Stored records:
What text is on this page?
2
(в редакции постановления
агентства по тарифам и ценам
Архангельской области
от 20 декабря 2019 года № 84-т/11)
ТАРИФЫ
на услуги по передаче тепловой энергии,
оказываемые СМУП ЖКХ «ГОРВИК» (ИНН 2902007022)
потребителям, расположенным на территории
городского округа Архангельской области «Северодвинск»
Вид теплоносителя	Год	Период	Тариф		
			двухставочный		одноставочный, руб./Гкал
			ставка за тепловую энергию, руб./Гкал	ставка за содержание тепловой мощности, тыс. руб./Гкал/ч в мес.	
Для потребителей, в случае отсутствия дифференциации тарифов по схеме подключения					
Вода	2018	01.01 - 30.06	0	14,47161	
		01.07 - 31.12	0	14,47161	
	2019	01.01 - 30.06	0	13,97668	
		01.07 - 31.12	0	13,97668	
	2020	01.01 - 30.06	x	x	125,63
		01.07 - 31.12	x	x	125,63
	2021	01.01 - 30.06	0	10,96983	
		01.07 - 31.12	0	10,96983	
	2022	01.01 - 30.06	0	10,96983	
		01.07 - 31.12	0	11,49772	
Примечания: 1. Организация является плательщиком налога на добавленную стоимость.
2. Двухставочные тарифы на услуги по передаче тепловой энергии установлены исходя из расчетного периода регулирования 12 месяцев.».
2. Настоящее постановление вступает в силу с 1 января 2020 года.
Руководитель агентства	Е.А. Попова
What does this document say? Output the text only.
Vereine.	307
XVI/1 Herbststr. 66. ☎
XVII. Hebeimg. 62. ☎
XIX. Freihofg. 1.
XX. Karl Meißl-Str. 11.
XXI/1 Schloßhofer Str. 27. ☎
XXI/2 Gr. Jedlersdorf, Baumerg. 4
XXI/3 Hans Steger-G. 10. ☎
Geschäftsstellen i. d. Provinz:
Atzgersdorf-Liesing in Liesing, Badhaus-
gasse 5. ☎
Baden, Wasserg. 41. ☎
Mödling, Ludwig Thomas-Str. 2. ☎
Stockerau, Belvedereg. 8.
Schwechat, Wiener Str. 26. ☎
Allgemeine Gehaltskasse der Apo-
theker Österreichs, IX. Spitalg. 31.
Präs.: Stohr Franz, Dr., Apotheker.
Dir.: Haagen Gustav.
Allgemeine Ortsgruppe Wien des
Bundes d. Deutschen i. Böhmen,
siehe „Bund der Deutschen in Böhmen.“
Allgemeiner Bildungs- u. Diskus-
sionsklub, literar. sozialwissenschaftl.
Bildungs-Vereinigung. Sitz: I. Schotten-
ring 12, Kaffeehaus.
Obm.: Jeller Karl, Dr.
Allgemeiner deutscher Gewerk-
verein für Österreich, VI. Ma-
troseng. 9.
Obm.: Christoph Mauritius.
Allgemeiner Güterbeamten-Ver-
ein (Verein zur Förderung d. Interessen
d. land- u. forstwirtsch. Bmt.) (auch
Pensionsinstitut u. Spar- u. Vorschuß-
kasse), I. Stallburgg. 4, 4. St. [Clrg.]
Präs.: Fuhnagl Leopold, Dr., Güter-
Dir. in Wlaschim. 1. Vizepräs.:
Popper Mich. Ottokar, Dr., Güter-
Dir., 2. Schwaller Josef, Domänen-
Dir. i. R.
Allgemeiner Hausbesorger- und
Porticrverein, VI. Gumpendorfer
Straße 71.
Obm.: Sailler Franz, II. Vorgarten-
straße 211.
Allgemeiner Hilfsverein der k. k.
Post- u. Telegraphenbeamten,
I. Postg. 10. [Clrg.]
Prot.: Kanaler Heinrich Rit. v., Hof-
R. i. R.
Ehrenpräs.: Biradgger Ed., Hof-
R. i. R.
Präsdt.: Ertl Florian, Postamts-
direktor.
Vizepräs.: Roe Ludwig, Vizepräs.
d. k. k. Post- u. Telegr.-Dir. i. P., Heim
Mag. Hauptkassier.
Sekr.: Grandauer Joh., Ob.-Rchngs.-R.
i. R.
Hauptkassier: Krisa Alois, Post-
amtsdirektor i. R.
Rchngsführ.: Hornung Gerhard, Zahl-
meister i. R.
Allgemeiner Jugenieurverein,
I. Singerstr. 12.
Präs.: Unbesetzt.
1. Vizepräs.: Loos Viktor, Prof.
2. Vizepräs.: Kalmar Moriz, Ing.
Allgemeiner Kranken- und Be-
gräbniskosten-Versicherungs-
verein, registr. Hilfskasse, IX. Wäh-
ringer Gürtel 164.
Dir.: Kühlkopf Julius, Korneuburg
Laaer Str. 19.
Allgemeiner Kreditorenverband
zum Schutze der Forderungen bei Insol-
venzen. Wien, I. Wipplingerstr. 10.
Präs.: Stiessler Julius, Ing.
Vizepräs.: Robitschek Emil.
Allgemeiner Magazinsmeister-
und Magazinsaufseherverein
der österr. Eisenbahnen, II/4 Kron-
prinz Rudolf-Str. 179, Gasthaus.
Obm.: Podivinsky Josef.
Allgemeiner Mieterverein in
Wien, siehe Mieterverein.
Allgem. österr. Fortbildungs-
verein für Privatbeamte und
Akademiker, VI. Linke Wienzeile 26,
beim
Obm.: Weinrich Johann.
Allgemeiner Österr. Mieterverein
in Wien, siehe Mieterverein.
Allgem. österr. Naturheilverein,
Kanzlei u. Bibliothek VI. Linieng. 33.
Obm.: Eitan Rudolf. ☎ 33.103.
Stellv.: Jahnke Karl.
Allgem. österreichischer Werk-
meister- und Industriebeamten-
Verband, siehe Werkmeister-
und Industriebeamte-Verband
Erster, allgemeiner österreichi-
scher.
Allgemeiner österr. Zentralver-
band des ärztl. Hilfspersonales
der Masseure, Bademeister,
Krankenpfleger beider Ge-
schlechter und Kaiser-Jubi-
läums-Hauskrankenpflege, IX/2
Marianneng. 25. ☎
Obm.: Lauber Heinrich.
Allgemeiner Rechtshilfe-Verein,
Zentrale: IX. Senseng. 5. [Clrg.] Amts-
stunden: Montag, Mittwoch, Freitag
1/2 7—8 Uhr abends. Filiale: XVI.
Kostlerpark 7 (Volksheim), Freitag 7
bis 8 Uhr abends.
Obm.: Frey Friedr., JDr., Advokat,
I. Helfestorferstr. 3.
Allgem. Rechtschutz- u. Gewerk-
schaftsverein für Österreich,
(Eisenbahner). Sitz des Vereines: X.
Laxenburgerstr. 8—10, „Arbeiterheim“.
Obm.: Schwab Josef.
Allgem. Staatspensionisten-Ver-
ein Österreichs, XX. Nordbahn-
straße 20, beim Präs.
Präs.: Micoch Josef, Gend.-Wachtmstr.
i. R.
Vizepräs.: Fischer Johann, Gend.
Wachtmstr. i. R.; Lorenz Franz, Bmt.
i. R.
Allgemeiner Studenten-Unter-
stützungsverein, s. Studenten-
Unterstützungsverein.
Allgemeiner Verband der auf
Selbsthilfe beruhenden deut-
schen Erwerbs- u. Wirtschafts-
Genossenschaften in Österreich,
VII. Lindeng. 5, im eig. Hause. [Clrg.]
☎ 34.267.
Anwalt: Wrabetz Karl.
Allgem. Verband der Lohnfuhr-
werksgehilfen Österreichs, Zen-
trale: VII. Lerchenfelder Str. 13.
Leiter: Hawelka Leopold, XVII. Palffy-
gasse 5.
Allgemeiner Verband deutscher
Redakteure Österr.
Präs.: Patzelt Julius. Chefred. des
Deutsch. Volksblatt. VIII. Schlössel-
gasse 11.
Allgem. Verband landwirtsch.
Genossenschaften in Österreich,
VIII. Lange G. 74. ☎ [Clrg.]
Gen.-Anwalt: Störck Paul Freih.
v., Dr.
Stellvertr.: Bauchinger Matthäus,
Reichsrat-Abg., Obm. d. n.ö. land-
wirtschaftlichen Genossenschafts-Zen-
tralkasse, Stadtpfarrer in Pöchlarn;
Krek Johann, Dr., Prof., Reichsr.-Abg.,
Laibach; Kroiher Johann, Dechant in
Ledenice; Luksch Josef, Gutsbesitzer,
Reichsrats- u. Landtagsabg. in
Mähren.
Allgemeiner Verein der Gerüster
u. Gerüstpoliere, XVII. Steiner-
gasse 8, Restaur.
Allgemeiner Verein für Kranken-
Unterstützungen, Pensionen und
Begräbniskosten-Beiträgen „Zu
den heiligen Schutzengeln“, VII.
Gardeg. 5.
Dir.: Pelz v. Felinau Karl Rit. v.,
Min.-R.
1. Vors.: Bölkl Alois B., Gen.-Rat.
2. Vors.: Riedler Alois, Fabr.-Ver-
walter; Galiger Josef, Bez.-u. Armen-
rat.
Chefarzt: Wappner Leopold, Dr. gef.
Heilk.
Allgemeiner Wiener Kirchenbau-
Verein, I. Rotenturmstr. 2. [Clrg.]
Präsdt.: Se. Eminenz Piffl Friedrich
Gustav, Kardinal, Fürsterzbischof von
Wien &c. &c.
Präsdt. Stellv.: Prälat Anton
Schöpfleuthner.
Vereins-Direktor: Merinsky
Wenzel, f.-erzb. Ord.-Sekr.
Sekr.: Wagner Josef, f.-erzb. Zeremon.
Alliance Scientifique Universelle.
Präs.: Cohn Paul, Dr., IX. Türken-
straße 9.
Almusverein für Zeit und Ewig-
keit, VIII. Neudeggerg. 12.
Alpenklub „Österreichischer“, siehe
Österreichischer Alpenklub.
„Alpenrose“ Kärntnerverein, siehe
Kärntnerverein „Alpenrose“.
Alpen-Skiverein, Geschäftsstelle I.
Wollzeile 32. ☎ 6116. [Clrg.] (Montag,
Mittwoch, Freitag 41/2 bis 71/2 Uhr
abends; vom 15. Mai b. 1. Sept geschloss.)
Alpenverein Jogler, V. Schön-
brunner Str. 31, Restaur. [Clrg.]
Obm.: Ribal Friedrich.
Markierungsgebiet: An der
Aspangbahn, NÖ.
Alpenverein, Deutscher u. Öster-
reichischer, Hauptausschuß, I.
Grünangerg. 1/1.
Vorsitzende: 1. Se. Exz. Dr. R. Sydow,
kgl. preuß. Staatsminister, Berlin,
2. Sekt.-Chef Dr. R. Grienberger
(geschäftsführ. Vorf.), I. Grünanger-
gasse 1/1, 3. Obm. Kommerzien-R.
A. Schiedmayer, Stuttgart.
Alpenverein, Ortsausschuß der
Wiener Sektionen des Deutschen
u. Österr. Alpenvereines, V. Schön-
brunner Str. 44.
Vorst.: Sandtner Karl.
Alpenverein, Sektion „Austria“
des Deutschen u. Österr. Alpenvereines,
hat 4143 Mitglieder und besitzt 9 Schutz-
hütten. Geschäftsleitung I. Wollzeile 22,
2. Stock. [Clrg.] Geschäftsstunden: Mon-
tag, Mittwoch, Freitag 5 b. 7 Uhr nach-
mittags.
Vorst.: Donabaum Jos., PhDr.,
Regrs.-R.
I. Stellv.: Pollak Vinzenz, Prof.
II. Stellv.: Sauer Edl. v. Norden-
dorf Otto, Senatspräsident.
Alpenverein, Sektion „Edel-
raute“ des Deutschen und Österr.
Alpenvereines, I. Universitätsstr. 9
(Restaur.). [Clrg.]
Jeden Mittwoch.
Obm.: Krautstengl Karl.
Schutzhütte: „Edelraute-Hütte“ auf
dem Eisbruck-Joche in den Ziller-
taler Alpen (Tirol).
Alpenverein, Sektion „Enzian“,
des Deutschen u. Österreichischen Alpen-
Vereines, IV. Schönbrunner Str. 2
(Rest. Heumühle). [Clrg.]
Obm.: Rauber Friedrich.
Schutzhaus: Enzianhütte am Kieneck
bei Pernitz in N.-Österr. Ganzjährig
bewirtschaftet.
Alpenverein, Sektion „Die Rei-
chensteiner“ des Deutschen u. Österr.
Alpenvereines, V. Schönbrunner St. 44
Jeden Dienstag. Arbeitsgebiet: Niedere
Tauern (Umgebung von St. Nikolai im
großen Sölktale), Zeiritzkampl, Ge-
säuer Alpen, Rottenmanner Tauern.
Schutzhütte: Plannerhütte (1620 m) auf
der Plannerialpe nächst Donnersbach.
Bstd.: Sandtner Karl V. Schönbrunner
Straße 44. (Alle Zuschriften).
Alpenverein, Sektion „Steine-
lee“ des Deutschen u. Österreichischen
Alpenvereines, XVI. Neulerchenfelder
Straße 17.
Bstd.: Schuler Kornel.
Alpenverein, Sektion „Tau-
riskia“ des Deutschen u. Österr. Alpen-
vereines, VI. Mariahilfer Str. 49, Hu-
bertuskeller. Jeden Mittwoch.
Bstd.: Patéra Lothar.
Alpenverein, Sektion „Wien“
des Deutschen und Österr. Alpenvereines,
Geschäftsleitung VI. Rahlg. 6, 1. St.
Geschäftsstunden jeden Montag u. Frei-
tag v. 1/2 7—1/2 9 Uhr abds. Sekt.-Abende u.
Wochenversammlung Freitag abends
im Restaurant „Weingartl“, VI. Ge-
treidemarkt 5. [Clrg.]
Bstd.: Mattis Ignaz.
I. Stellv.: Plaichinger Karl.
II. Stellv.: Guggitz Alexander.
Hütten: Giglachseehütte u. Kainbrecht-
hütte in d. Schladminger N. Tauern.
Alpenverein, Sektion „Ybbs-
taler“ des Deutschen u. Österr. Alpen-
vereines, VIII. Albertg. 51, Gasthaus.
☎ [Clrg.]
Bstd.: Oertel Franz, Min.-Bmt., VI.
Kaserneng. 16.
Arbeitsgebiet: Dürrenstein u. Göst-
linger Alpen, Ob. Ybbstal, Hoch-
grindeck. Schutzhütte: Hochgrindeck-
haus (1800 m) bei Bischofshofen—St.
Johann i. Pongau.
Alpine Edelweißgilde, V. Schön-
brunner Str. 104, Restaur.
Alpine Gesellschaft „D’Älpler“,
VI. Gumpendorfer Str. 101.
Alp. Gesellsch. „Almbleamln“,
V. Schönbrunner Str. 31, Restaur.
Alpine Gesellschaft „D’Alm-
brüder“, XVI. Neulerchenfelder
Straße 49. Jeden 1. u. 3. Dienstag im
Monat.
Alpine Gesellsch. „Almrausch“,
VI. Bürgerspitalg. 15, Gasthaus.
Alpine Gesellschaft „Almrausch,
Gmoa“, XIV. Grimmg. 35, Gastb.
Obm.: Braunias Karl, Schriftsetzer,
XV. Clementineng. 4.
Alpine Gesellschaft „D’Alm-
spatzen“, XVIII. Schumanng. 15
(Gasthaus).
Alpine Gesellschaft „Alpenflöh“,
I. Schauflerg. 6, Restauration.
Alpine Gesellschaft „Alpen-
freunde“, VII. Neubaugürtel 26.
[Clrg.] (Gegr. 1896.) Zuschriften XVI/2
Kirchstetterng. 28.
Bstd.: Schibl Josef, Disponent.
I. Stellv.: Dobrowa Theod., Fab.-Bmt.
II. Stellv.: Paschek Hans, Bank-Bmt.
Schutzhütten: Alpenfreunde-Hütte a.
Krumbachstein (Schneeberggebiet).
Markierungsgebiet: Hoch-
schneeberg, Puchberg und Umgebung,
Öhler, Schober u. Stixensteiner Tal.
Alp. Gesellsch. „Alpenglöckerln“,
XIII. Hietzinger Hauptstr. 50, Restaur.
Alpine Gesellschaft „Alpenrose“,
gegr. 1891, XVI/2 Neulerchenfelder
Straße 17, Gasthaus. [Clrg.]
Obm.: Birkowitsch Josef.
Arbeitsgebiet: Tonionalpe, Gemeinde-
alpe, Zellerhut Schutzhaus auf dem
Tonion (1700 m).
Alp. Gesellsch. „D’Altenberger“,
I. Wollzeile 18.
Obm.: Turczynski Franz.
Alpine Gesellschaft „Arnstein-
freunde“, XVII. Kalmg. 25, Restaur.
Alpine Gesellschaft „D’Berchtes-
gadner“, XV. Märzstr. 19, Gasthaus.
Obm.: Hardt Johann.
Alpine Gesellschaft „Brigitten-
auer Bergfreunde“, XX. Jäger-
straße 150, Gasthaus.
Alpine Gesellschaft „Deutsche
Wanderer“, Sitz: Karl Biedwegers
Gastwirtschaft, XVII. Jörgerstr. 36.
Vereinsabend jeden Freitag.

Your instructions :: State how many lines of the entries above include the word "Böhmen", offering no text other than the number.

Response to the task :: 2